Written exercise: Write the count of lines that contain the word "reports" and nothing else.

Data for this task:
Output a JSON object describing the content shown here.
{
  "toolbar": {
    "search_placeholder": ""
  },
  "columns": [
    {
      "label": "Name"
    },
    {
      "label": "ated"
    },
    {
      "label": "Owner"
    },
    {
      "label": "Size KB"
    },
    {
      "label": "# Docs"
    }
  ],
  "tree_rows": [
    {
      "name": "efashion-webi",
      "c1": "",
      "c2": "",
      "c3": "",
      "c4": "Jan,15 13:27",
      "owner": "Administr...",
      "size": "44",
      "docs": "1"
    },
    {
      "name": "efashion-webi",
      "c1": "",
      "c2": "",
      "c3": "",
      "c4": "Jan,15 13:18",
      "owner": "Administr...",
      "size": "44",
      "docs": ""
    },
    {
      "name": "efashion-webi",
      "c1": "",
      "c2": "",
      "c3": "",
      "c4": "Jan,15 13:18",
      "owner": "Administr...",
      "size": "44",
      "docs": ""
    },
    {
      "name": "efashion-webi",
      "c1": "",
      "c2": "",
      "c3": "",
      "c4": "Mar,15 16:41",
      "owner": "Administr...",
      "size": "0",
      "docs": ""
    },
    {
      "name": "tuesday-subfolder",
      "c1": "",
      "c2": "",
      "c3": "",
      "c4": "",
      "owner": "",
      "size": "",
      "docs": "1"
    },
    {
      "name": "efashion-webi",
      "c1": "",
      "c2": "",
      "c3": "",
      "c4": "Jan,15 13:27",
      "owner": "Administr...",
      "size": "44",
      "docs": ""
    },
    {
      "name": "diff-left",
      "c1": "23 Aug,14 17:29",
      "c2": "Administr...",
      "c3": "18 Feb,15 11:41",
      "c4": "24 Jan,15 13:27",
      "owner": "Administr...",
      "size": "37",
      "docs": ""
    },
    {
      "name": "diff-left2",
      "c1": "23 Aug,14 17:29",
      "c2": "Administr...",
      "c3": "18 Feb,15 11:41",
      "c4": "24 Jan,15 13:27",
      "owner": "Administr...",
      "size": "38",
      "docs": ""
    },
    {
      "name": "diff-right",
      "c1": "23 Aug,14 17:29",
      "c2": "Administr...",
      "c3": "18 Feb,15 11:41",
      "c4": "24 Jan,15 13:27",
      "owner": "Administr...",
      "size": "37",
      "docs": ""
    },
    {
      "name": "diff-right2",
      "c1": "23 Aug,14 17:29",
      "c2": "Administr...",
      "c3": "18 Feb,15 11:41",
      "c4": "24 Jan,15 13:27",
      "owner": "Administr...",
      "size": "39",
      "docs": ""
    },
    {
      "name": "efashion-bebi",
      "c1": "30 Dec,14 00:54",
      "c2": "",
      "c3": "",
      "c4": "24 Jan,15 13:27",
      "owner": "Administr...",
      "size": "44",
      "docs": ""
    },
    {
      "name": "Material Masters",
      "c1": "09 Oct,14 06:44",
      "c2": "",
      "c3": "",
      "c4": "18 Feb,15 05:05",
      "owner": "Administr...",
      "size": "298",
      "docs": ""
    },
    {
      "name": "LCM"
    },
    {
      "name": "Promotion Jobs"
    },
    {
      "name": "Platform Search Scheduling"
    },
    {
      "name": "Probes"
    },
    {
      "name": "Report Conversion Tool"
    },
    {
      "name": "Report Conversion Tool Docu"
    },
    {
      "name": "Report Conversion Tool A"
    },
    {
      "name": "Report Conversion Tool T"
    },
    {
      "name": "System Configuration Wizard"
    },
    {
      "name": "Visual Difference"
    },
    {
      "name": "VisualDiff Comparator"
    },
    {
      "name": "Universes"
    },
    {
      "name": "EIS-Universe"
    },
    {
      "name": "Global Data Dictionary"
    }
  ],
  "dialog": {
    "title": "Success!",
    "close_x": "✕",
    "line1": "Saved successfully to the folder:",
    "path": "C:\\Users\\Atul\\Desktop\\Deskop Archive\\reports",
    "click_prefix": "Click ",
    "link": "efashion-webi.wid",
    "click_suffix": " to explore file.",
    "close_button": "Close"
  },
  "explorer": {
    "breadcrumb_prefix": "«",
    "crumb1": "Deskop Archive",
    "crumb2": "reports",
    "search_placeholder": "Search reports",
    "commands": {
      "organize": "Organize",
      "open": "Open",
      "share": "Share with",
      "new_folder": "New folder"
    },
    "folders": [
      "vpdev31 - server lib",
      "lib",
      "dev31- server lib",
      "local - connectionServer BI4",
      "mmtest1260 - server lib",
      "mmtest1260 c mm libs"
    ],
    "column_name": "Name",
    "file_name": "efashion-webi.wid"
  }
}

Written reply: 3